■ Text extract ■
When you create tun/tap interface, the kernel generates LINK_UP event, then devd handles this event and invokes /etc/pccard_ether script, that uses routines from network.subr script. You may have some races with this script.
This depends on devd(8) daemon being enabled/running or not running at the moment of creation of network interface. If devd is running (and modern FreeBSD tends to require this), it is notified by the kernel about creation of new network interface. devd with default /etc/devd.conf responds with invoking "/etc/pccard_ether $subsystem start", and it processes all interfaces, not "pccard" only. The script does multiple actions on new interface and it acts according to settings from /etc/rc.conf.

■ Requirements ■
(a) In the FreeBSD interface text, what command does devd with the default /etc/devd.conf invoke when a new network interface is created?
(b) Continue the FreeBSD interface text from its last sentence.
The source records that come next are separate material and are not part of the FreeBSD interface text.

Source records

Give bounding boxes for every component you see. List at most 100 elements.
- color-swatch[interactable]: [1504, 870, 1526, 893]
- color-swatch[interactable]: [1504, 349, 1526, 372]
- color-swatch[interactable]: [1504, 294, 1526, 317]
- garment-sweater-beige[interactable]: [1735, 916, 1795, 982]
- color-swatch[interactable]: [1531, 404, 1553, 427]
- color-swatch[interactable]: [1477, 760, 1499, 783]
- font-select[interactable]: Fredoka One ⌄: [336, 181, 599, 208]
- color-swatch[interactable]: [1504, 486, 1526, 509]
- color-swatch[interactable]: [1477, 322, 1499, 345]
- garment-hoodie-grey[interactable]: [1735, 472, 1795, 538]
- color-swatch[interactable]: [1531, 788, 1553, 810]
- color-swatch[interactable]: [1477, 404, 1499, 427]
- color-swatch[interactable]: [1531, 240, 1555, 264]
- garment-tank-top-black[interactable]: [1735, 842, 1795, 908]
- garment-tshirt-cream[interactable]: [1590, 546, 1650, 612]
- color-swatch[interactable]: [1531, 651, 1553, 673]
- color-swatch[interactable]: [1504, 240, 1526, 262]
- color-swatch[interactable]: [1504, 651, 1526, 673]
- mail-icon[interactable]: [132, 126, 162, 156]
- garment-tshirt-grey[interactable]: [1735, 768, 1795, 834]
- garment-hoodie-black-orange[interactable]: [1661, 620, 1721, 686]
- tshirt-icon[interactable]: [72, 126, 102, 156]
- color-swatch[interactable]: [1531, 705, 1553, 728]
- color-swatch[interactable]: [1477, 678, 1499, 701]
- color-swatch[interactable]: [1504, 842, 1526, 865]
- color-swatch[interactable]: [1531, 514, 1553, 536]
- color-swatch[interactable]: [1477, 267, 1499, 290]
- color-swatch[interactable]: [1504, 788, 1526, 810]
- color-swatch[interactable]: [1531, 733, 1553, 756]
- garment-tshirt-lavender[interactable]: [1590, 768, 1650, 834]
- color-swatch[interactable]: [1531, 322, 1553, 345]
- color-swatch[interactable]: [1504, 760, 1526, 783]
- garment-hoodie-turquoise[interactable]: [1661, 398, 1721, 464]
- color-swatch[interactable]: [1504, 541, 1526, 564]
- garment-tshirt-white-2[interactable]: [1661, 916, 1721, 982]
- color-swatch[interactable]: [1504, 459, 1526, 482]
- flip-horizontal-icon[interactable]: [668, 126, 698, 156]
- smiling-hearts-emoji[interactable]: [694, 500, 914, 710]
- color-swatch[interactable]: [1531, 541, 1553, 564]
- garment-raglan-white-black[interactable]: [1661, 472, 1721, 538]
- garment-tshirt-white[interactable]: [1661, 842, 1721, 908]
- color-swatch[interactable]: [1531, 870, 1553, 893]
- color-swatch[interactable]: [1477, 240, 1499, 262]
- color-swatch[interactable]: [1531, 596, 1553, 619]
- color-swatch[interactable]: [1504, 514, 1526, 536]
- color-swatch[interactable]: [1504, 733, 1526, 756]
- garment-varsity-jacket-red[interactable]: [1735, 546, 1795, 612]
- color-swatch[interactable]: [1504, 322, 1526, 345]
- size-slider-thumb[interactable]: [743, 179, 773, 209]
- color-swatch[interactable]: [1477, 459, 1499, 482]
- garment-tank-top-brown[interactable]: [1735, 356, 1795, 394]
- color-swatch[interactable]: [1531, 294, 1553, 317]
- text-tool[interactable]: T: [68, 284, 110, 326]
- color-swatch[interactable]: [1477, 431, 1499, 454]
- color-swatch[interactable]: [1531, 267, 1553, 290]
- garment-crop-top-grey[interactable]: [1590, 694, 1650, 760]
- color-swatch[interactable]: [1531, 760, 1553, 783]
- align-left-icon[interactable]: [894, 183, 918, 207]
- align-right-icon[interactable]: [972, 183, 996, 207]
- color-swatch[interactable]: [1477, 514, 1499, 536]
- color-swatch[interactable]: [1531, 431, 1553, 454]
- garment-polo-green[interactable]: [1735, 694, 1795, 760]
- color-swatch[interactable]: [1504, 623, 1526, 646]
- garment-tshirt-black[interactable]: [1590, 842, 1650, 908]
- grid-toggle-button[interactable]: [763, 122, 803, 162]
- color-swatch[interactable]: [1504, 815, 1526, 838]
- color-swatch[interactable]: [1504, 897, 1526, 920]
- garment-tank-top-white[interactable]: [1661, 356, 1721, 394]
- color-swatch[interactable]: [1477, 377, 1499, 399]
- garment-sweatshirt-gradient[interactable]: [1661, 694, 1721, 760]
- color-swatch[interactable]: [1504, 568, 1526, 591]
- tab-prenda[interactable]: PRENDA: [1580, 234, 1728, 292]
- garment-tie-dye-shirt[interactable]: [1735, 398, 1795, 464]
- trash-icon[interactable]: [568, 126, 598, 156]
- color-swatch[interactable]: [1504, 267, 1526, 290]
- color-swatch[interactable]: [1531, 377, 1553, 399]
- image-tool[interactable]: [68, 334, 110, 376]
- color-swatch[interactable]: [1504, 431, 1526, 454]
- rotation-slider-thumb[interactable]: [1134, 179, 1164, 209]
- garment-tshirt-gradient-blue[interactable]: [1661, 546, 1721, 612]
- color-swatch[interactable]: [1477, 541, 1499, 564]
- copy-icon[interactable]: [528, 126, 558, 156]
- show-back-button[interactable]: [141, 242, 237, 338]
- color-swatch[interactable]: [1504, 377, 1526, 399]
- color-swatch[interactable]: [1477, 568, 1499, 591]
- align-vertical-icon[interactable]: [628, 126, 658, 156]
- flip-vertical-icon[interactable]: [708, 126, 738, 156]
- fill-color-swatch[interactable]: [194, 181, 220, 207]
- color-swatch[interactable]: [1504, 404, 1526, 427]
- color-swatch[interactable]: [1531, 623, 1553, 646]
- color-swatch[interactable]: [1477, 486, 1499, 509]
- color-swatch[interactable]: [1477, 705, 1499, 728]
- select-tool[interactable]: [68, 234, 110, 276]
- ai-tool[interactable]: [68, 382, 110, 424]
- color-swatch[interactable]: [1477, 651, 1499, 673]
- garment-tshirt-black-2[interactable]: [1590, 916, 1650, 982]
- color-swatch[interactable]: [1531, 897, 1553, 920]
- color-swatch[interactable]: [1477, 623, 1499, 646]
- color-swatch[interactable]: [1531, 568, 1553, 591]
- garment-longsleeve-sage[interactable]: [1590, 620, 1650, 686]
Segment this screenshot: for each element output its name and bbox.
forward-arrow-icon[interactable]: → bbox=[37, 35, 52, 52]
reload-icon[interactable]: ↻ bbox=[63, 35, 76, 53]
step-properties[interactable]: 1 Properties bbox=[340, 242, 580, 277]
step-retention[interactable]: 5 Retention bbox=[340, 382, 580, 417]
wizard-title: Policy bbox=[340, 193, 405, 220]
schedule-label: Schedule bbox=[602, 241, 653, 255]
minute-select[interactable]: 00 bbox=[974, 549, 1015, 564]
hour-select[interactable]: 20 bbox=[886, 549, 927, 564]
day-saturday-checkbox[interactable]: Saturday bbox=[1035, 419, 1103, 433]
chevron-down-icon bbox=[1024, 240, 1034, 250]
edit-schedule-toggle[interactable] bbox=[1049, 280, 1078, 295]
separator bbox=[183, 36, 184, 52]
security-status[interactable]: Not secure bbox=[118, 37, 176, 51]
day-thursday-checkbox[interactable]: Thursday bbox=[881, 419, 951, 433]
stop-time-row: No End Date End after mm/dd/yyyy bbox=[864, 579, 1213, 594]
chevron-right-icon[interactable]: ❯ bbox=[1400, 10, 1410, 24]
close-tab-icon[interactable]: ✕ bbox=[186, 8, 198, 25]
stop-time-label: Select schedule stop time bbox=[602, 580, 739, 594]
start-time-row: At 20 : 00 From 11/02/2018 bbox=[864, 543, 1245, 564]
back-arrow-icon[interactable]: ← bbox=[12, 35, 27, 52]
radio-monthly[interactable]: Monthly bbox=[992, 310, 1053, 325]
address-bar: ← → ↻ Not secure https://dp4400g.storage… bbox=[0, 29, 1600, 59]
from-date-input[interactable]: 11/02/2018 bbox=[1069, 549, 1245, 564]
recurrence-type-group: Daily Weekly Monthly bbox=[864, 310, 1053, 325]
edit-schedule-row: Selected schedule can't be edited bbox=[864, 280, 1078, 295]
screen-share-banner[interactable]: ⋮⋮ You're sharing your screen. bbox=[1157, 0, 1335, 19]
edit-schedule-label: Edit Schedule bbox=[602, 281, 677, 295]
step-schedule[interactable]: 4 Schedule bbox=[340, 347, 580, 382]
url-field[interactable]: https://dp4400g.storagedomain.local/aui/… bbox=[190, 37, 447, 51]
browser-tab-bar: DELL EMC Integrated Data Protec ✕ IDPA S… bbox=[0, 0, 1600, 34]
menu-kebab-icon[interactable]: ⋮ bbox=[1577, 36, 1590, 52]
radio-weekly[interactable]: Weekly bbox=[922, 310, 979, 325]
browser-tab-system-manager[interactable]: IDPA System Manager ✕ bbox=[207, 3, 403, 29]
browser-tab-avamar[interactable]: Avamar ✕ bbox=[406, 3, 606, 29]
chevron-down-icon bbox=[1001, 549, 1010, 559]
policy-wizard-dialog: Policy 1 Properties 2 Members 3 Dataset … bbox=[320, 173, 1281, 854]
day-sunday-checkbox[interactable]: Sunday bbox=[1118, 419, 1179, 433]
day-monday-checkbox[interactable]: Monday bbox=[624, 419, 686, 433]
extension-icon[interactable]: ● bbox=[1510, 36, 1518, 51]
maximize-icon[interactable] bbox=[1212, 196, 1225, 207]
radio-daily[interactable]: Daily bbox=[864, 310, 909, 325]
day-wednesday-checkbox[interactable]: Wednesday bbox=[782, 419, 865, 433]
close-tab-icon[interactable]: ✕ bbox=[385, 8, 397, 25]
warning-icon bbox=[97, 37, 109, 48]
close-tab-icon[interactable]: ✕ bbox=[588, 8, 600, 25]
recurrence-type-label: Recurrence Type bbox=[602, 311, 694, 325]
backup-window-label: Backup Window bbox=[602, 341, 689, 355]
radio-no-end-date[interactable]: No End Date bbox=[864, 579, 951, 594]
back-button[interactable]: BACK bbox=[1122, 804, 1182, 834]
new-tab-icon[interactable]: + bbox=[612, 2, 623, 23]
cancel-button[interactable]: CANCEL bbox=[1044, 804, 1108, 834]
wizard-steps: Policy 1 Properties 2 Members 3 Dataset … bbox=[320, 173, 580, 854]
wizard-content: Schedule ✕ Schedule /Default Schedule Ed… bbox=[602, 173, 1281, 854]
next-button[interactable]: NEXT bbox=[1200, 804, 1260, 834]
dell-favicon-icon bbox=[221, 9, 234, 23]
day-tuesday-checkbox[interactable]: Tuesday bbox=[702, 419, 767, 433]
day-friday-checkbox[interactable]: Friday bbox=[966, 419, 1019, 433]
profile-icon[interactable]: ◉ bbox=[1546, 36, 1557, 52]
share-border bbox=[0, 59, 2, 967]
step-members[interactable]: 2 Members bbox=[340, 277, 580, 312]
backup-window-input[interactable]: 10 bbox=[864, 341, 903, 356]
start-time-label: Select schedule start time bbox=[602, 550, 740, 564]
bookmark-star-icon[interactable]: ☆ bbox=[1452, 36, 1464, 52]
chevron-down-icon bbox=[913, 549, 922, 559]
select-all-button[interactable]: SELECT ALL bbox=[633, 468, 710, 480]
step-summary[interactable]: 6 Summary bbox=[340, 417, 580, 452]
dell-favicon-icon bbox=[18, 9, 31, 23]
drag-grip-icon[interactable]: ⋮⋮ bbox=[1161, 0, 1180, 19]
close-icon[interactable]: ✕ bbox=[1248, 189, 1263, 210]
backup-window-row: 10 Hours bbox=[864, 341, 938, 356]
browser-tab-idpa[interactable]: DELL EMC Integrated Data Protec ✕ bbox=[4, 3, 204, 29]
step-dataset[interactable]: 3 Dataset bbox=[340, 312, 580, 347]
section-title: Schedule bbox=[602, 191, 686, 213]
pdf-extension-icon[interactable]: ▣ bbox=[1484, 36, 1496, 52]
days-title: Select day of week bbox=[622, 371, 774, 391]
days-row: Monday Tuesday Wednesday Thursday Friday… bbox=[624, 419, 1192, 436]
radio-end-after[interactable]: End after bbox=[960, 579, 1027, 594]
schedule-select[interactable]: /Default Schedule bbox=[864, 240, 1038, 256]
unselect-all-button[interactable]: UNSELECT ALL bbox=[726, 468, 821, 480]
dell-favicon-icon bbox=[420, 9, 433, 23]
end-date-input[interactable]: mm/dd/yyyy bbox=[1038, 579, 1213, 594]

■ Written responses ■
(a) It invokes "/etc/pccard_ether $subsystem start".

(b)
(In reply to Andrey V. Elsukov from comment #17) Thanks for the explanation. I wonder if there is an easy way to trace these scripts, to see when exactly something was ifconfig'ed? I've sprinkled the pccard_ether script with "logger" commands now, and I can see that it will not touch the tun0 interface "if it is already up" (in pccard_ether_start()). In that case, I have no IFDISABLE. If I do "ifconfig tun0 create" by hand, I see it enters quietstart, and I do get IFDISABLE. The added "logger" commands do modify the timing, so it's indeed a race condition. If I have no loggers in the script *before* the decisions about "is this interface already up or not" are made, I can see it go to quietstart, and OpenVPN and the kernel message confirm "now it's IFDISABLED". Jul 23 12:50:09 fbsd-tc root[74575]: pccard_ether_start, ifn=tun0 Jul 23 12:50:09 fbsd-tc root[74579]: pccard_ether_start, quietstart Jul 23 12:50:10 fbsd-tc kernel: nd6_dad_timer: cancel DAD on tun0 because of ND6_IFF_IFDISABLED. This is good news, actually, because it turns out to be "very likely not a kernel bug". Apologies for jumping to a conclusion here. On the other hand it's bad news, because I do not know how to fix this "for good". If an OpenVPN user does not have IPv6 enabled on his regular LAN interfaces, he might not have ipv6_activate_all_interfaces="YES" set. Even for someone who *has* IPv6 active (like, me, on that test box) that setting might not be set - because having "ifconfig_em0_ipv6" and "ipv6_defaultrouter" are perfectly fine to get what I want ("a static v6 address + default route"). But they want IPv6 to work inside the tunnel, if their VPN server has working v6 (it might be their only way to reach the IPv6 Internet). So what should I do? Stick to "sleep(1); ifconfig tun0 inet6 -ifdisabled"?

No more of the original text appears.